→ **The exercise**: Can you find the lines of the listing that include "color" and copy every one?

→ **A run of records**:
↓

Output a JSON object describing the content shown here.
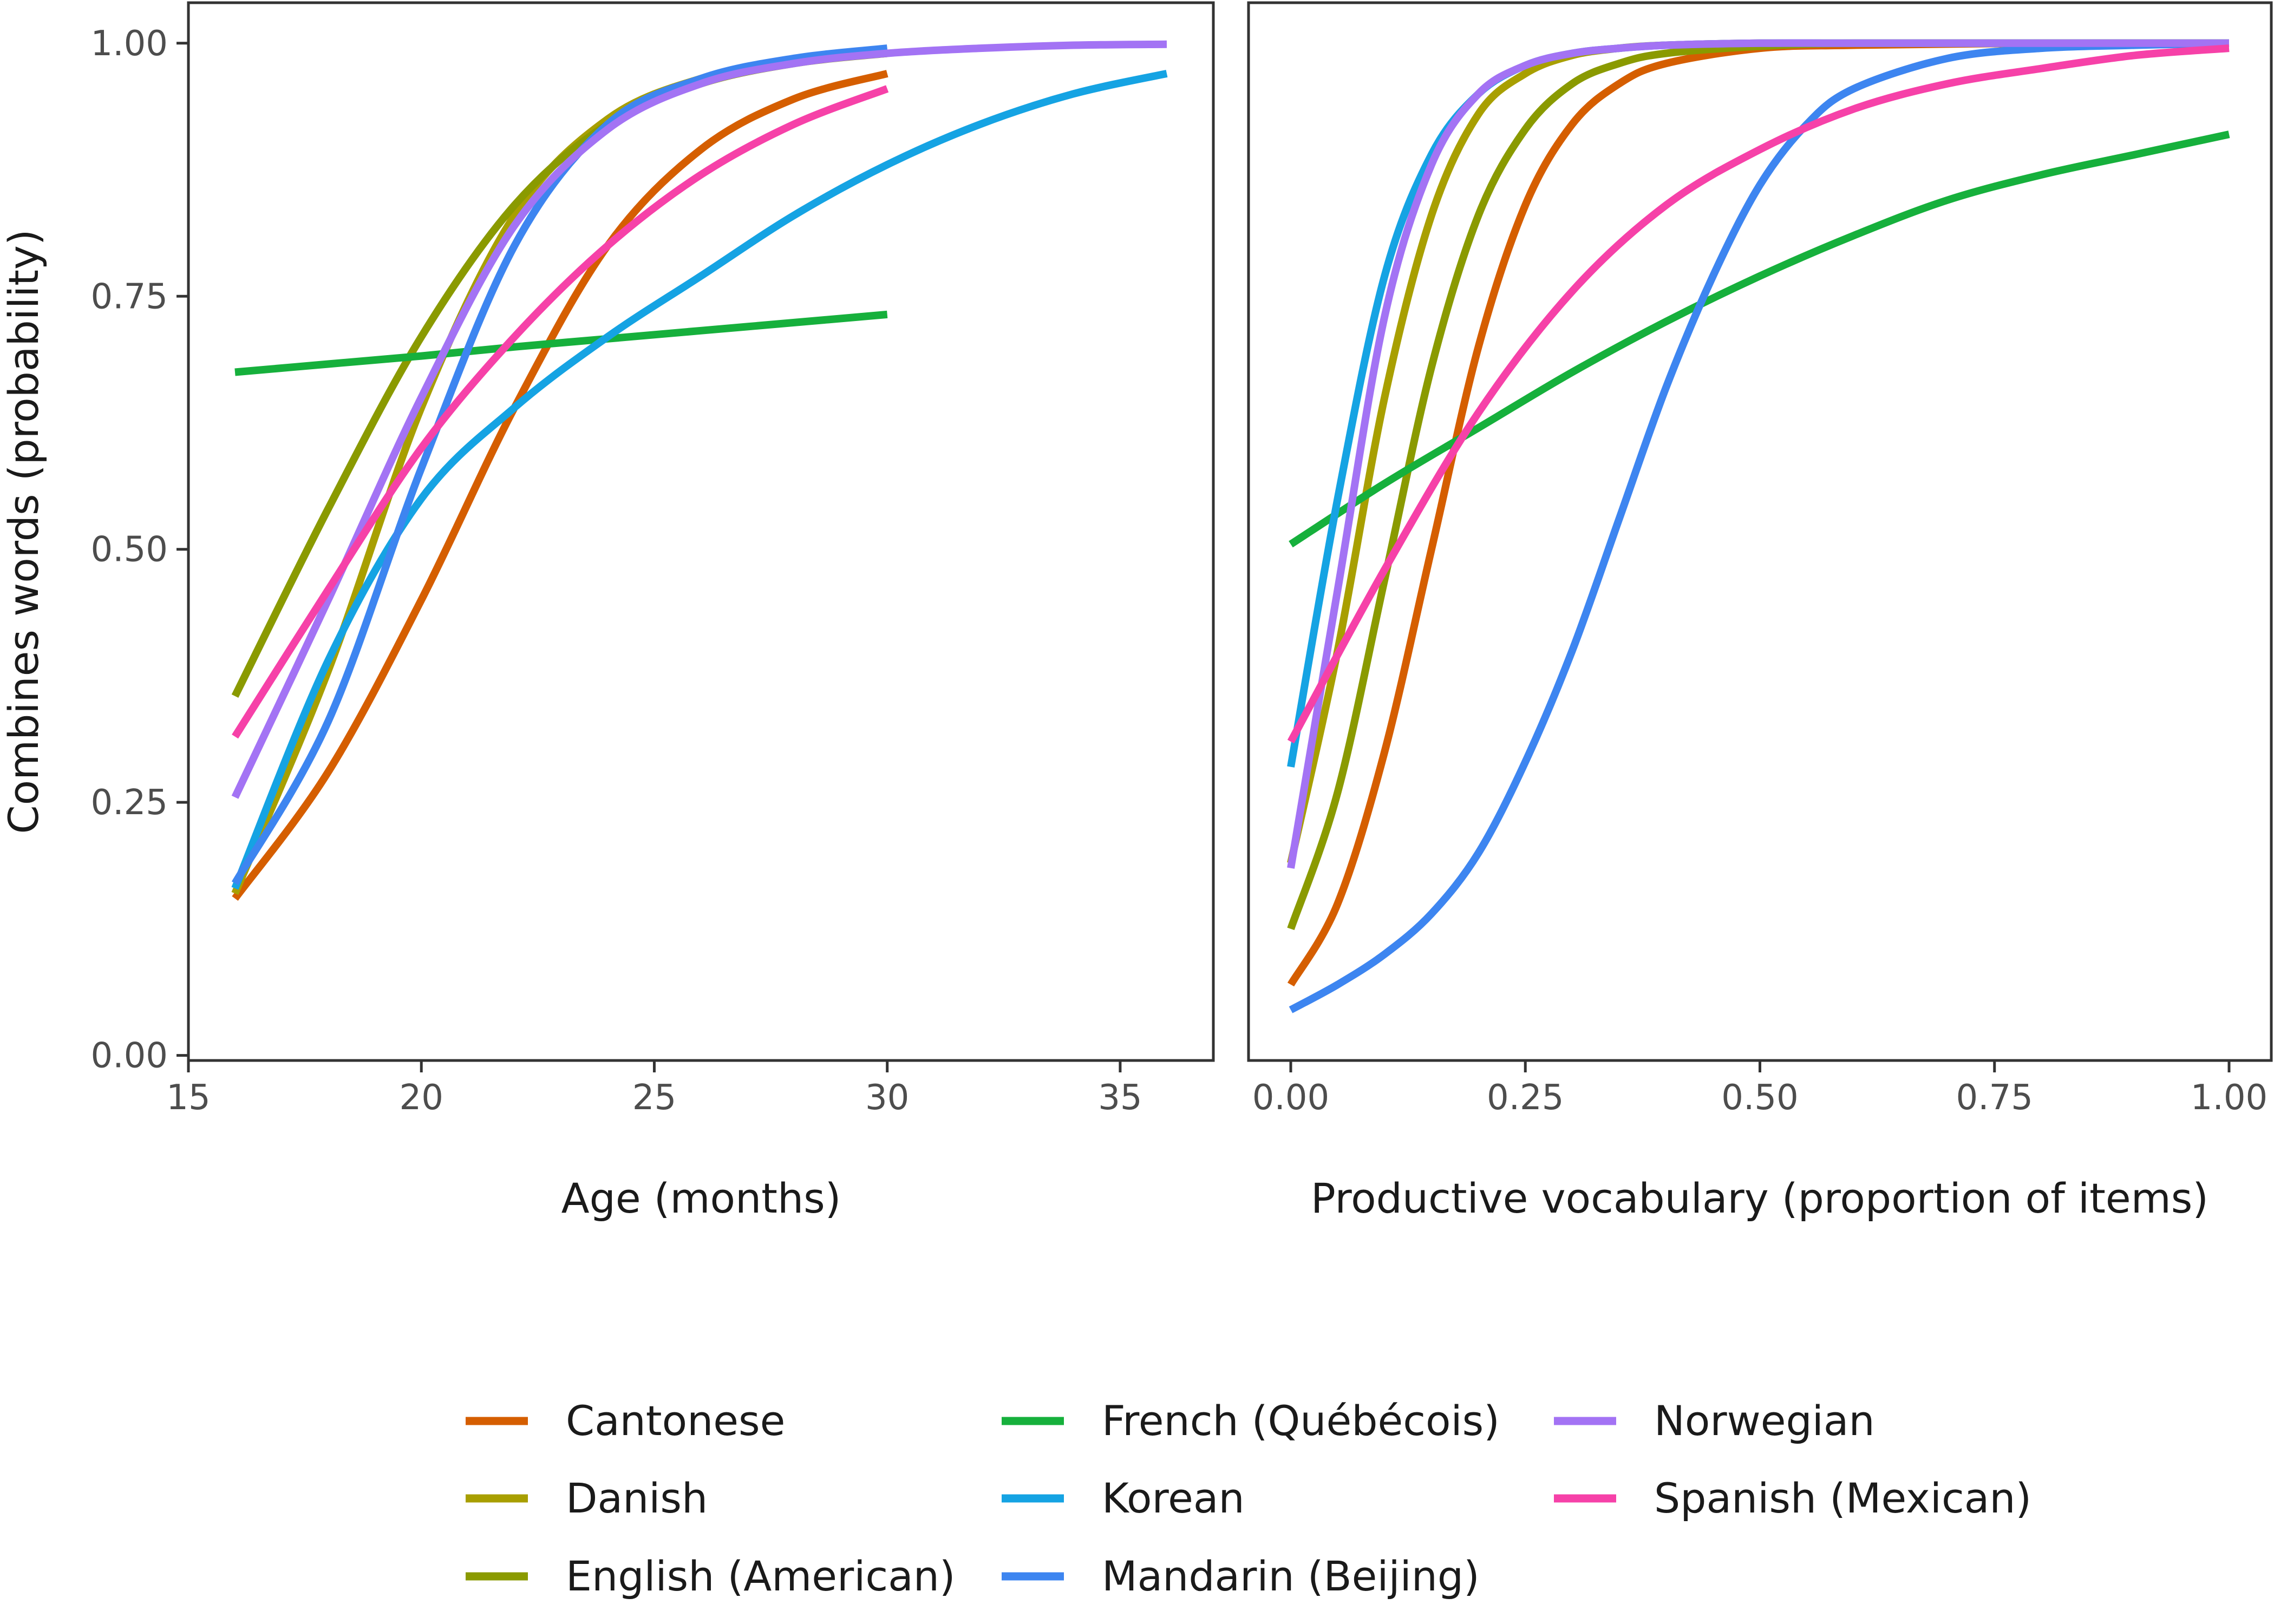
{
  "chart_data": {
    "type": "line",
    "ylabel": "Combines words (probability)",
    "legend_position": "bottom",
    "grid": false,
    "panels": [
      {
        "id": "age",
        "xlabel": "Age (months)",
        "xlim": [
          15,
          37
        ],
        "ylim": [
          -0.005,
          1.04
        ],
        "xticks": [
          15,
          20,
          25,
          30,
          35
        ],
        "xtick_labels": [
          "15",
          "20",
          "25",
          "30",
          "35"
        ],
        "series": [
          {
            "name": "Cantonese",
            "x": [
              16,
              18,
              20,
              22,
              24,
              26,
              28,
              30
            ],
            "y": [
              0.155,
              0.28,
              0.45,
              0.64,
              0.8,
              0.895,
              0.945,
              0.97
            ]
          },
          {
            "name": "Danish",
            "x": [
              16,
              18,
              20,
              22,
              24,
              26,
              28,
              30
            ],
            "y": [
              0.16,
              0.38,
              0.64,
              0.83,
              0.925,
              0.965,
              0.983,
              0.99
            ]
          },
          {
            "name": "English (American)",
            "x": [
              16,
              18,
              20,
              22,
              24,
              26,
              28,
              30
            ],
            "y": [
              0.355,
              0.54,
              0.71,
              0.84,
              0.92,
              0.96,
              0.98,
              0.99
            ]
          },
          {
            "name": "French (Québécois)",
            "x": [
              16,
              18,
              20,
              22,
              24,
              26,
              28,
              30
            ],
            "y": [
              0.675,
              0.683,
              0.691,
              0.7,
              0.708,
              0.716,
              0.724,
              0.732
            ]
          },
          {
            "name": "Korean",
            "x": [
              16,
              18,
              20,
              22,
              24,
              26,
              28,
              30,
              32,
              34,
              36
            ],
            "y": [
              0.165,
              0.39,
              0.55,
              0.64,
              0.71,
              0.77,
              0.83,
              0.88,
              0.92,
              0.95,
              0.97
            ]
          },
          {
            "name": "Mandarin (Beijing)",
            "x": [
              16,
              18,
              20,
              22,
              24,
              26,
              28,
              30
            ],
            "y": [
              0.17,
              0.33,
              0.58,
              0.8,
              0.92,
              0.965,
              0.985,
              0.995
            ]
          },
          {
            "name": "Norwegian",
            "x": [
              16,
              18,
              20,
              22,
              24,
              26,
              28,
              30,
              32,
              34,
              36
            ],
            "y": [
              0.255,
              0.45,
              0.65,
              0.82,
              0.915,
              0.96,
              0.98,
              0.99,
              0.995,
              0.998,
              0.999
            ]
          },
          {
            "name": "Spanish (Mexican)",
            "x": [
              16,
              18,
              20,
              22,
              24,
              26,
              28,
              30
            ],
            "y": [
              0.315,
              0.46,
              0.6,
              0.71,
              0.8,
              0.87,
              0.92,
              0.955
            ]
          }
        ]
      },
      {
        "id": "vocab",
        "xlabel": "Productive vocabulary (proportion of items)",
        "xlim": [
          -0.045,
          1.045
        ],
        "ylim": [
          -0.005,
          1.04
        ],
        "xticks": [
          0,
          0.25,
          0.5,
          0.75,
          1
        ],
        "xtick_labels": [
          "0.00",
          "0.25",
          "0.50",
          "0.75",
          "1.00"
        ],
        "series": [
          {
            "name": "Cantonese",
            "x": [
              0,
              0.05,
              0.1,
              0.15,
              0.2,
              0.25,
              0.3,
              0.35,
              0.4,
              0.5,
              0.6,
              0.8,
              1
            ],
            "y": [
              0.07,
              0.15,
              0.3,
              0.5,
              0.7,
              0.84,
              0.92,
              0.96,
              0.98,
              0.995,
              0.998,
              1,
              1
            ]
          },
          {
            "name": "Danish",
            "x": [
              0,
              0.05,
              0.1,
              0.15,
              0.2,
              0.25,
              0.3,
              0.35,
              0.4,
              0.5,
              0.6,
              0.8,
              1
            ],
            "y": [
              0.19,
              0.4,
              0.65,
              0.83,
              0.93,
              0.97,
              0.988,
              0.995,
              0.998,
              1,
              1,
              1,
              1
            ]
          },
          {
            "name": "English (American)",
            "x": [
              0,
              0.05,
              0.1,
              0.15,
              0.2,
              0.25,
              0.3,
              0.35,
              0.4,
              0.5,
              0.6,
              0.8,
              1
            ],
            "y": [
              0.125,
              0.26,
              0.47,
              0.68,
              0.83,
              0.915,
              0.96,
              0.98,
              0.99,
              0.997,
              1,
              1,
              1
            ]
          },
          {
            "name": "French (Québécois)",
            "x": [
              0,
              0.1,
              0.2,
              0.3,
              0.4,
              0.5,
              0.6,
              0.7,
              0.8,
              0.9,
              1
            ],
            "y": [
              0.505,
              0.565,
              0.62,
              0.675,
              0.725,
              0.77,
              0.81,
              0.845,
              0.87,
              0.89,
              0.91
            ]
          },
          {
            "name": "Korean",
            "x": [
              0,
              0.05,
              0.1,
              0.15,
              0.2,
              0.25,
              0.3,
              0.35,
              0.4,
              0.5,
              0.6,
              0.8,
              1
            ],
            "y": [
              0.285,
              0.55,
              0.77,
              0.89,
              0.95,
              0.978,
              0.99,
              0.995,
              0.998,
              1,
              1,
              1,
              1
            ]
          },
          {
            "name": "Mandarin (Beijing)",
            "x": [
              0,
              0.05,
              0.1,
              0.15,
              0.2,
              0.25,
              0.3,
              0.35,
              0.4,
              0.45,
              0.5,
              0.55,
              0.6,
              0.7,
              0.8,
              0.9,
              1
            ],
            "y": [
              0.045,
              0.07,
              0.1,
              0.14,
              0.2,
              0.29,
              0.4,
              0.53,
              0.66,
              0.77,
              0.86,
              0.92,
              0.955,
              0.985,
              0.995,
              0.998,
              1
            ]
          },
          {
            "name": "Norwegian",
            "x": [
              0,
              0.05,
              0.1,
              0.15,
              0.2,
              0.25,
              0.3,
              0.35,
              0.4,
              0.5,
              0.6,
              0.8,
              1
            ],
            "y": [
              0.185,
              0.46,
              0.73,
              0.88,
              0.95,
              0.978,
              0.99,
              0.995,
              0.998,
              1,
              1,
              1,
              1
            ]
          },
          {
            "name": "Spanish (Mexican)",
            "x": [
              0,
              0.1,
              0.2,
              0.3,
              0.4,
              0.5,
              0.6,
              0.7,
              0.8,
              0.9,
              1
            ],
            "y": [
              0.31,
              0.48,
              0.635,
              0.755,
              0.84,
              0.895,
              0.935,
              0.96,
              0.975,
              0.988,
              0.995
            ]
          }
        ]
      }
    ],
    "yticks": [
      0,
      0.25,
      0.5,
      0.75,
      1
    ],
    "ytick_labels": [
      "0.00",
      "0.25",
      "0.50",
      "0.75",
      "1.00"
    ],
    "legend": [
      {
        "name": "Cantonese",
        "color": "#d55e00"
      },
      {
        "name": "Danish",
        "color": "#a89f00"
      },
      {
        "name": "English (American)",
        "color": "#8a9a00"
      },
      {
        "name": "French (Québécois)",
        "color": "#16b03c"
      },
      {
        "name": "Korean",
        "color": "#15a3e3"
      },
      {
        "name": "Mandarin (Beijing)",
        "color": "#3d85f0"
      },
      {
        "name": "Norwegian",
        "color": "#a373f4"
      },
      {
        "name": "Spanish (Mexican)",
        "color": "#f641a8"
      }
    ]
  }
}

↑

→ **Solution for this task**:
        "color": "#d55e00"
        "color": "#a89f00"
        "color": "#8a9a00"
        "color": "#16b03c"
        "color": "#15a3e3"
        "color": "#3d85f0"
        "color": "#a373f4"
        "color": "#f641a8"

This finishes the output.